(begin)
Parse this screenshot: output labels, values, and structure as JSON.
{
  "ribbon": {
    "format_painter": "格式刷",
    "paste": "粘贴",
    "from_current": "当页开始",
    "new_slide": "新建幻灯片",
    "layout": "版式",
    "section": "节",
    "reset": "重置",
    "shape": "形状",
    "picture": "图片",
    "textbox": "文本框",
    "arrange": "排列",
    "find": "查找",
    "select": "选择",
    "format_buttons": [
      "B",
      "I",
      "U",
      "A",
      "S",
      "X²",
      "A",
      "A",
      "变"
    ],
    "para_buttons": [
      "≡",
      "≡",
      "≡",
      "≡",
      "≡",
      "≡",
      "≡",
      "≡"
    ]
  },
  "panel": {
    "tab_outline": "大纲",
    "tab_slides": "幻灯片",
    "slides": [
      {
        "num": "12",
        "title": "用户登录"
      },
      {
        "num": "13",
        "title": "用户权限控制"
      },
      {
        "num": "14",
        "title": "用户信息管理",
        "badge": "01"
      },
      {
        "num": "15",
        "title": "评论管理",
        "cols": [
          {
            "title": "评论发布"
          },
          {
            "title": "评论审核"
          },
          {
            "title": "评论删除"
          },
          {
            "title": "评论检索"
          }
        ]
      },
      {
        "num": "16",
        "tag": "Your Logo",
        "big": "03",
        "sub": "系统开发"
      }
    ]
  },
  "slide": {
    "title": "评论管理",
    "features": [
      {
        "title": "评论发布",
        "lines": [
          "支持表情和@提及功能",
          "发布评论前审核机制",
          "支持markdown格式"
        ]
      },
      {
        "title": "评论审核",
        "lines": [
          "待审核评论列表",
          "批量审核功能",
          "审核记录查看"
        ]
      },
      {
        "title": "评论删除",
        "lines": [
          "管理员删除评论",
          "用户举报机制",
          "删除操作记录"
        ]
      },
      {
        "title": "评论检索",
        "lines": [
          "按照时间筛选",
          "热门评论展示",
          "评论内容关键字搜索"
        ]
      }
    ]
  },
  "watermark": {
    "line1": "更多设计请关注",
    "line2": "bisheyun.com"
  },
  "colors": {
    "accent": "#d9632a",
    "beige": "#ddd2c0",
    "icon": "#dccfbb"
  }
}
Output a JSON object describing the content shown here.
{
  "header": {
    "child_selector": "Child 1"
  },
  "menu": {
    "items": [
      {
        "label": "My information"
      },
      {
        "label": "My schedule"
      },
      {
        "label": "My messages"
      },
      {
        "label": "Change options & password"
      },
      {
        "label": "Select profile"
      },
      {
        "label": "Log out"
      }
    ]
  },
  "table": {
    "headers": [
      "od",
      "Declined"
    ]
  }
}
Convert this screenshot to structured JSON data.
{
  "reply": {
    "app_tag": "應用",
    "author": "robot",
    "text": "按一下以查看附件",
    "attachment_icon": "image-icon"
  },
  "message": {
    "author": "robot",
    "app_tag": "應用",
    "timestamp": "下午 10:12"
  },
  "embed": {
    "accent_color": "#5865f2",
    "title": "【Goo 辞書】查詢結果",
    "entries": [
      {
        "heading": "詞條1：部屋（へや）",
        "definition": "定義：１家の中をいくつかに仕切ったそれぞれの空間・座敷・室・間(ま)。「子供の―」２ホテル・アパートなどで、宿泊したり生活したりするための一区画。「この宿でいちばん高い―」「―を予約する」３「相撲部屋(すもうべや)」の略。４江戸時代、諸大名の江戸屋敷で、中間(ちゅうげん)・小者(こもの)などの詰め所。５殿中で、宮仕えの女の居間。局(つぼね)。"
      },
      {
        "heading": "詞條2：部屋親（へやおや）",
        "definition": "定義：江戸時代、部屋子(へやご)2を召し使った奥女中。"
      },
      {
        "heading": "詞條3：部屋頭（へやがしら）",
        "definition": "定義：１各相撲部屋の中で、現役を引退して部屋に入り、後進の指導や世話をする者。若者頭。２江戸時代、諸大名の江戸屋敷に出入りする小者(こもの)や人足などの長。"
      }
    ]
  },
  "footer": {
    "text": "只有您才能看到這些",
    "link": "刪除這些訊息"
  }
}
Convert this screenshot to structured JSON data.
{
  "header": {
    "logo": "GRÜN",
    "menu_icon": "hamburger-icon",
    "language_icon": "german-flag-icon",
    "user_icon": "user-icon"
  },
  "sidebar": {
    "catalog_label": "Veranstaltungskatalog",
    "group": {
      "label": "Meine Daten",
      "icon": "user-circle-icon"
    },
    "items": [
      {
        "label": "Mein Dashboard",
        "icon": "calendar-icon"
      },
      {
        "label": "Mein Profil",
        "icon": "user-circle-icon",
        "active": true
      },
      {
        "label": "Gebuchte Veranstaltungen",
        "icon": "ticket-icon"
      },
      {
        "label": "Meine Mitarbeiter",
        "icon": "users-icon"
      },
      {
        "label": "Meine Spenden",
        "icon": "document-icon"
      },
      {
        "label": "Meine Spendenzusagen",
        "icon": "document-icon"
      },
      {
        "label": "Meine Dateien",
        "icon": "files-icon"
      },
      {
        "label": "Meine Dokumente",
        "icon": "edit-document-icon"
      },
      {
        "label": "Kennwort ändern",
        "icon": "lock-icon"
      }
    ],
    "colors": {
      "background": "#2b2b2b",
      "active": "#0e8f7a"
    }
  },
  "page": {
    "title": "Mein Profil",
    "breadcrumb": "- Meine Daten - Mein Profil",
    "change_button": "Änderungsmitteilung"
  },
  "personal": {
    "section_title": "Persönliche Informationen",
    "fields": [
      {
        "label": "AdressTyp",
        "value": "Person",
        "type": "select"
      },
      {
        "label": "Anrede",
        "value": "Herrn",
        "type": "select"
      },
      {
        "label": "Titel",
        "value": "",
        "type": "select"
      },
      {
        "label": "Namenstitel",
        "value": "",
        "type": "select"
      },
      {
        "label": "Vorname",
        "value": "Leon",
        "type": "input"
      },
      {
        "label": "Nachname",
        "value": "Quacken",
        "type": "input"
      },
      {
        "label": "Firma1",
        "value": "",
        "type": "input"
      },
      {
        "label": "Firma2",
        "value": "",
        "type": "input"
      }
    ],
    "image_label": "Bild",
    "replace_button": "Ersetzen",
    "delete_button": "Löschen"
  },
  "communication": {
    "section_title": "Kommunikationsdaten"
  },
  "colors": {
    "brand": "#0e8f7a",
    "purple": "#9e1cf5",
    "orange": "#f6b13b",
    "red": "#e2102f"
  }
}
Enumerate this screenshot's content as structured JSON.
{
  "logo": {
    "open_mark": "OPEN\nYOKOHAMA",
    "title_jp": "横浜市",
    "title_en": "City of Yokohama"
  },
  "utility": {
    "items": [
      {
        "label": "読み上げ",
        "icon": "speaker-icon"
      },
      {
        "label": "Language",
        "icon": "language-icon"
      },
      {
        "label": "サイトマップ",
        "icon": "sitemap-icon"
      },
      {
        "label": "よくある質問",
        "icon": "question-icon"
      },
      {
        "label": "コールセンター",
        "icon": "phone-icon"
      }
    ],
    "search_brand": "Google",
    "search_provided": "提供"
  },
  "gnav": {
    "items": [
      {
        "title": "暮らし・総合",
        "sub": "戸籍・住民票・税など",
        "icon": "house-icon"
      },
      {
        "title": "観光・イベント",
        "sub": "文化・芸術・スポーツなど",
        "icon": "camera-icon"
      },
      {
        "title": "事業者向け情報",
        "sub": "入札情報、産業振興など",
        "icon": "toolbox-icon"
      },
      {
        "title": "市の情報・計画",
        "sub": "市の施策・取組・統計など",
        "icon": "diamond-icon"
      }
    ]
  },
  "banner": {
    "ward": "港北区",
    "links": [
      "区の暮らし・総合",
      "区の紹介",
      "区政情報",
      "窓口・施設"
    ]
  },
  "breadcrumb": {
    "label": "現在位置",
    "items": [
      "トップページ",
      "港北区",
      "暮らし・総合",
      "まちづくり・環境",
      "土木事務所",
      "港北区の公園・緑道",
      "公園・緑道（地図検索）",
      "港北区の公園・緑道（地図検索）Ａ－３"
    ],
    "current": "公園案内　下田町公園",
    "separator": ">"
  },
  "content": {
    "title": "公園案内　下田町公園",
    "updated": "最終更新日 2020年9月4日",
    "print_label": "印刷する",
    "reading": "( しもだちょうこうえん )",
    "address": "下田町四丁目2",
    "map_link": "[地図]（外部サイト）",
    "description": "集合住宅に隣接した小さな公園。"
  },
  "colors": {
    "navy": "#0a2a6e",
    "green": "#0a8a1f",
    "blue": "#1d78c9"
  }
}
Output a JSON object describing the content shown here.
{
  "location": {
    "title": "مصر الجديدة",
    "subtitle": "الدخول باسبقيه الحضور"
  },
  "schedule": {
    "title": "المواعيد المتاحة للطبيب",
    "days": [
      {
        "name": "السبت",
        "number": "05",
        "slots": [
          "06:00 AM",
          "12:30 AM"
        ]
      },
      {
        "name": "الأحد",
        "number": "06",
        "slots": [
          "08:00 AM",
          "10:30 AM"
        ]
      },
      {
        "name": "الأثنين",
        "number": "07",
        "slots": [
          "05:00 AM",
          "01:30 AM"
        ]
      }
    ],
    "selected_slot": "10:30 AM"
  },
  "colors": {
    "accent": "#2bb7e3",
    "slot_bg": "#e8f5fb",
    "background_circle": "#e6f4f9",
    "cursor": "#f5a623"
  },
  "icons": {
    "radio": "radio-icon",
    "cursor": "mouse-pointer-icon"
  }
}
(end)
All lines above containing the string "cursor" are to be collected.

    "cursor": "#f5a623"
    "cursor": "mouse-pointer-icon"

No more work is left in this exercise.